Dataset records
>>
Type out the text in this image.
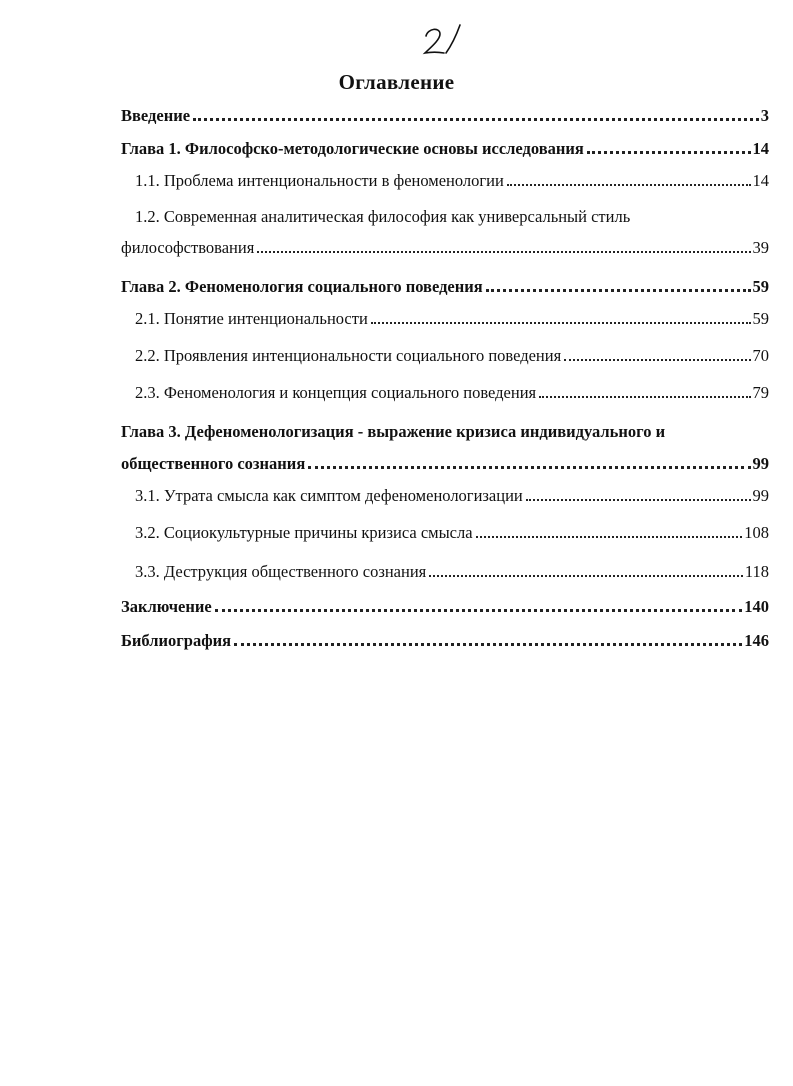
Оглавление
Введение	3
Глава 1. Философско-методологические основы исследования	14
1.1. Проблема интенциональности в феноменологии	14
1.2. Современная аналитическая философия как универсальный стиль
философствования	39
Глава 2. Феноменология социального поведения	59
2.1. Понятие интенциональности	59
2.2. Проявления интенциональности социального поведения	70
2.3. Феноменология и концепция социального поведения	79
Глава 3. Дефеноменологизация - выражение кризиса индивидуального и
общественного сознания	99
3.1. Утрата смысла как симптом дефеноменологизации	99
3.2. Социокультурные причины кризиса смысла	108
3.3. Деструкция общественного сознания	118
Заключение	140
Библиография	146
<<
WHAT TO WORK ON
Give back every line exactly as it stands, pictures excluded.

RIGHT ANSWER
Type out the text in this image.
Оглавление
Введение	3
Глава 1. Философско-методологические основы исследования	14
1.1. Проблема интенциональности в феноменологии	14
1.2. Современная аналитическая философия как универсальный стиль
философствования	39
Глава 2. Феноменология социального поведения	59
2.1. Понятие интенциональности	59
2.2. Проявления интенциональности социального поведения	70
2.3. Феноменология и концепция социального поведения	79
Глава 3. Дефеноменологизация - выражение кризиса индивидуального и
общественного сознания	99
3.1. Утрата смысла как симптом дефеноменологизации	99
3.2. Социокультурные причины кризиса смысла	108
3.3. Деструкция общественного сознания	118
Заключение	140
Библиография	146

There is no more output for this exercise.